===== Items =====
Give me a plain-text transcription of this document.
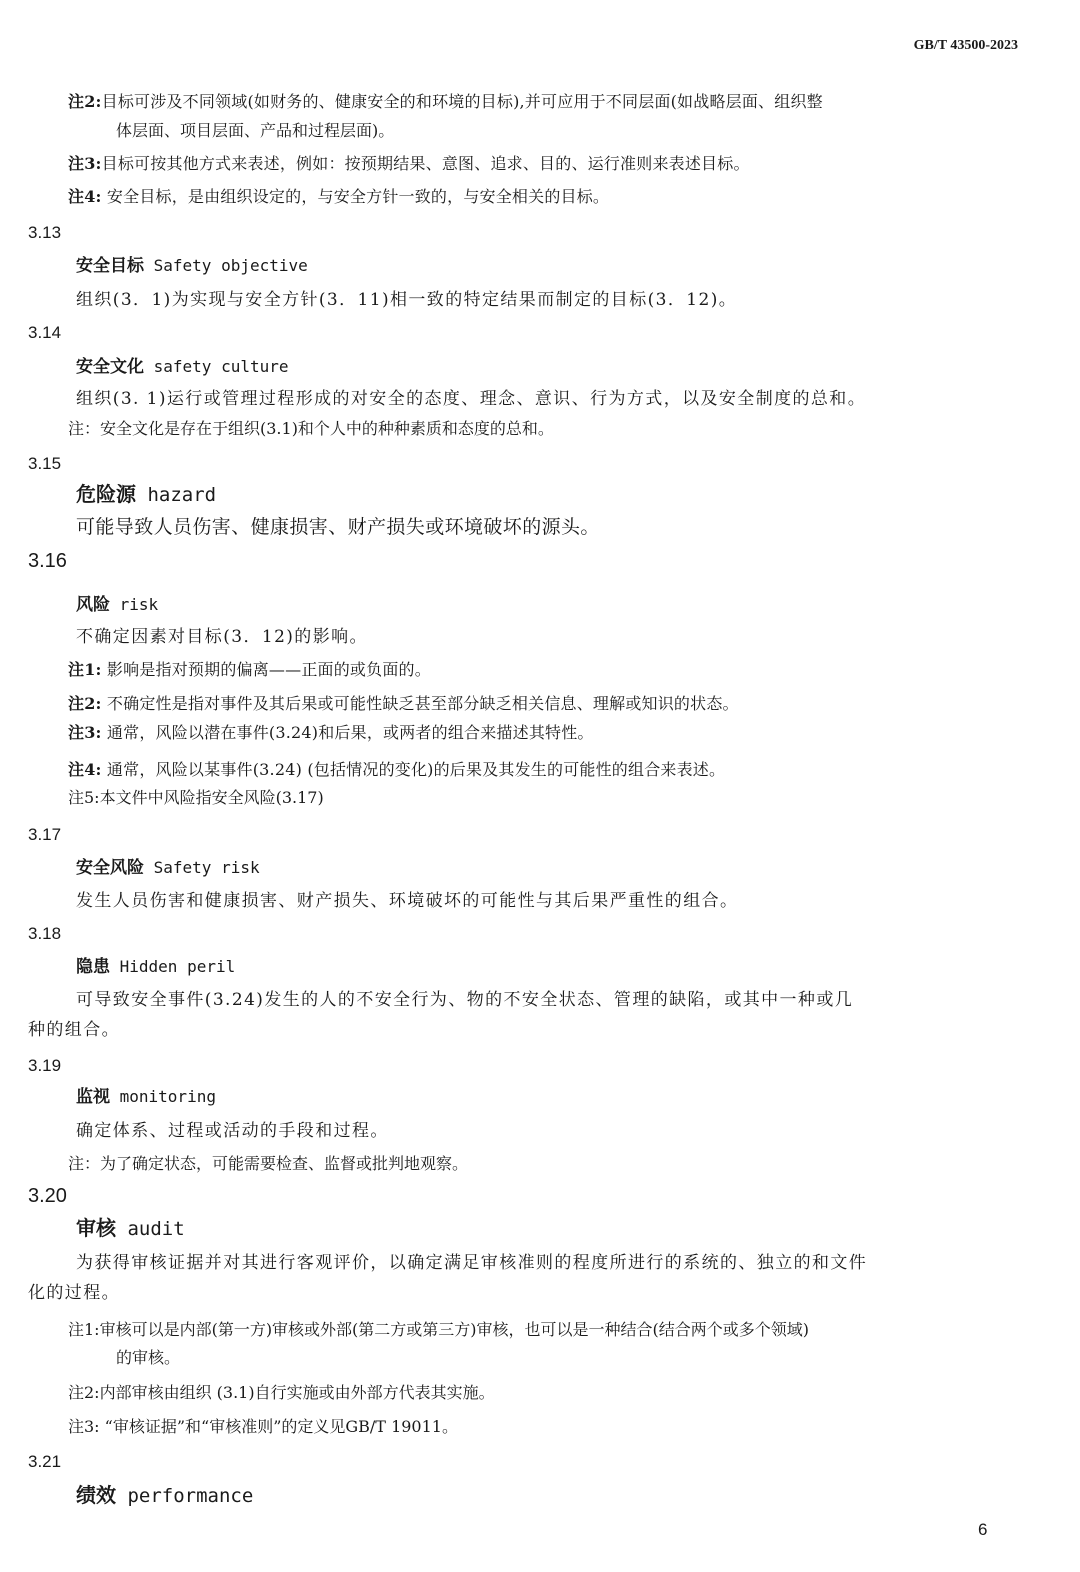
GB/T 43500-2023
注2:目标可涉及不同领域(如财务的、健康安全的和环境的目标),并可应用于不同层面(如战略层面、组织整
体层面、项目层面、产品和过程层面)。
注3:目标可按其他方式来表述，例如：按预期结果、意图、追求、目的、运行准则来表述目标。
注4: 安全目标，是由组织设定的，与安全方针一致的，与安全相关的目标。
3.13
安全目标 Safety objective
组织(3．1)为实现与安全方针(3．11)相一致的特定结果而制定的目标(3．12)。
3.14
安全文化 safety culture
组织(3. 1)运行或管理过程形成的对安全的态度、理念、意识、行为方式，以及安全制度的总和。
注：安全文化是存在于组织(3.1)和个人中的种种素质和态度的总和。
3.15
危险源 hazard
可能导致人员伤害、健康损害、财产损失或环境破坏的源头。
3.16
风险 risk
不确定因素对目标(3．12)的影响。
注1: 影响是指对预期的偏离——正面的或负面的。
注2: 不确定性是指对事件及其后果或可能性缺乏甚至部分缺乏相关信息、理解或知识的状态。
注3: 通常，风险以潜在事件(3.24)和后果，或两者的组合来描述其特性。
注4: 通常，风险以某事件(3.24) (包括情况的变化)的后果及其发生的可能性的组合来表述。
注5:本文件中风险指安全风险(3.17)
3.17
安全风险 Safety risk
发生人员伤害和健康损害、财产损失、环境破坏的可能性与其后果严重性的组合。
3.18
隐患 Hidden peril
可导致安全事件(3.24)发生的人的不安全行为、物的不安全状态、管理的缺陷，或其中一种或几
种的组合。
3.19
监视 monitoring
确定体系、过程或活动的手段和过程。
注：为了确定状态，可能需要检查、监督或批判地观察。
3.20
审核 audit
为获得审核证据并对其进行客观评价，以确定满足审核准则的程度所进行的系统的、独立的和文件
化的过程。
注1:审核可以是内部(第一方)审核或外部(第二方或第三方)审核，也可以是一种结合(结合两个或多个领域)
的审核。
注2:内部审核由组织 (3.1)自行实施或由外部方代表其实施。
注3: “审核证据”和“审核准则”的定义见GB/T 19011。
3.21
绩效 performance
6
=====
===== Items =====
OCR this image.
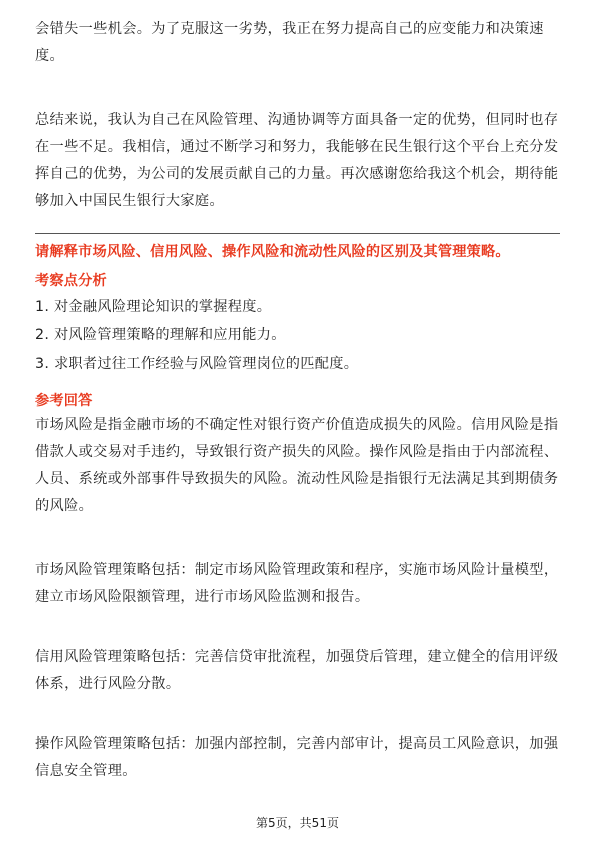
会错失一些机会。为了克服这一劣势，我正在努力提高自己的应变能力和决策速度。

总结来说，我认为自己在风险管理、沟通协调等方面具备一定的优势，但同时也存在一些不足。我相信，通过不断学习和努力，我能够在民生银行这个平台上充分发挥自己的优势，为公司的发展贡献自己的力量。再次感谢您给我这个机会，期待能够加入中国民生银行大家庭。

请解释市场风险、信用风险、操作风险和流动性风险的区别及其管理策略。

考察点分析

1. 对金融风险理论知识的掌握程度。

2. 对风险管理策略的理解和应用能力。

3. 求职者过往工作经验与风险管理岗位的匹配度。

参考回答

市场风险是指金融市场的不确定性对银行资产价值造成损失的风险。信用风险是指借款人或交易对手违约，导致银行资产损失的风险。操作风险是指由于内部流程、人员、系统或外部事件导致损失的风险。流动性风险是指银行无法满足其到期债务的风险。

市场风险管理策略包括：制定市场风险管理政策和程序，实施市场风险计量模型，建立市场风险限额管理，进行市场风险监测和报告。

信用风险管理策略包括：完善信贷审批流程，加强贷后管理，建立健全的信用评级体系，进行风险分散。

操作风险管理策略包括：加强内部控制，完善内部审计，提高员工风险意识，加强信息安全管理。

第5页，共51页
=====
===== Items =====
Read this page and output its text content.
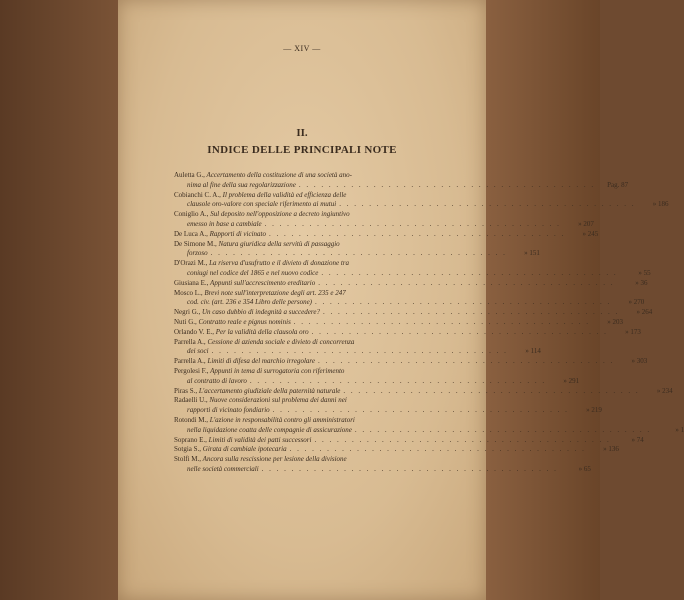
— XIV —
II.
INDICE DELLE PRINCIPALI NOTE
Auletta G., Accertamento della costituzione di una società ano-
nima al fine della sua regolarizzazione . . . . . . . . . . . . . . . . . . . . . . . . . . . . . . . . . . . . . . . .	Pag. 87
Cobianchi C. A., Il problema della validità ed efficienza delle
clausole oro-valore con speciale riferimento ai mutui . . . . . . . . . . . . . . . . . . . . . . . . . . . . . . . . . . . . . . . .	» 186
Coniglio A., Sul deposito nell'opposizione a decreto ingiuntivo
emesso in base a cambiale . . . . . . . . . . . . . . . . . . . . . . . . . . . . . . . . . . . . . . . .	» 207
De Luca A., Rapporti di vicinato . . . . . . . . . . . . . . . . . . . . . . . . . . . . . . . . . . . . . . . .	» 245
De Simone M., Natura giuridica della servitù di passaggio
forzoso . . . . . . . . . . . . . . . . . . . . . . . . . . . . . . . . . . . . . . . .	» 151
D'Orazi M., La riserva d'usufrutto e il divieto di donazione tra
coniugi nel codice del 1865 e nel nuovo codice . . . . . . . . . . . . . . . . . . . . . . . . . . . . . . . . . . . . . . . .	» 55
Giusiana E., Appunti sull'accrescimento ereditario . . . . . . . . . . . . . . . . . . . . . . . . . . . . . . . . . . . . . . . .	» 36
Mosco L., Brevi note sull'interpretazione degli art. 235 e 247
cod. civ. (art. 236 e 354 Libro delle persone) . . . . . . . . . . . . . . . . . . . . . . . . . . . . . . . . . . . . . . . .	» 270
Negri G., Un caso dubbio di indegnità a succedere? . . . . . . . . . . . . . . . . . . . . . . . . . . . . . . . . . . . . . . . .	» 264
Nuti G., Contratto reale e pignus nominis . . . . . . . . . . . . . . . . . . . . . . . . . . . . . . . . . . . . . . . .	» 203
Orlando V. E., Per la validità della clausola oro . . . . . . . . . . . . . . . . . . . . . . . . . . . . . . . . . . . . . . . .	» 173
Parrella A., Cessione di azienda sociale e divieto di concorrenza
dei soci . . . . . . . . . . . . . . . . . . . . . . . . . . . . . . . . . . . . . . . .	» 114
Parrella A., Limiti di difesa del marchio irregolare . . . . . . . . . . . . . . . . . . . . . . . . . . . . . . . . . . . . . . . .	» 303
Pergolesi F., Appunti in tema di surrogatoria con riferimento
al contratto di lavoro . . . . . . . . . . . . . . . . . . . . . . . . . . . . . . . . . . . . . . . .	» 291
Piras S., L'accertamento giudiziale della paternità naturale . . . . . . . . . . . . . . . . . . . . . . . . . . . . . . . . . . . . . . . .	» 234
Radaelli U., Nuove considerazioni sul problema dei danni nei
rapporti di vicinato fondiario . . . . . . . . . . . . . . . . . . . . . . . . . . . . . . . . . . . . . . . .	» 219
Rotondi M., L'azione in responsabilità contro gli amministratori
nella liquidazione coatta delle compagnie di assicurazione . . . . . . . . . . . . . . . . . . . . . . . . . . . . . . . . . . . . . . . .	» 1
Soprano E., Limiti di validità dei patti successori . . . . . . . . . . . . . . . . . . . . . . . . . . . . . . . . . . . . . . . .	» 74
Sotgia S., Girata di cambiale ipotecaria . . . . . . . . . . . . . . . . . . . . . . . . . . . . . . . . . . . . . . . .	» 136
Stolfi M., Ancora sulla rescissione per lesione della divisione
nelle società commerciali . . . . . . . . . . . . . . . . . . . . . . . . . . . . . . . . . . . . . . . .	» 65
=====
Requirements:
Extract all lines that hold the word "riferimento".

Worked answer:
clausole oro-valore con speciale riferimento ai mutui . . . . . . . . . . . . . . . . . . . . . . . . . . . . . . . . . . . . . . . .	» 186
Pergolesi F., Appunti in tema di surrogatoria con riferimento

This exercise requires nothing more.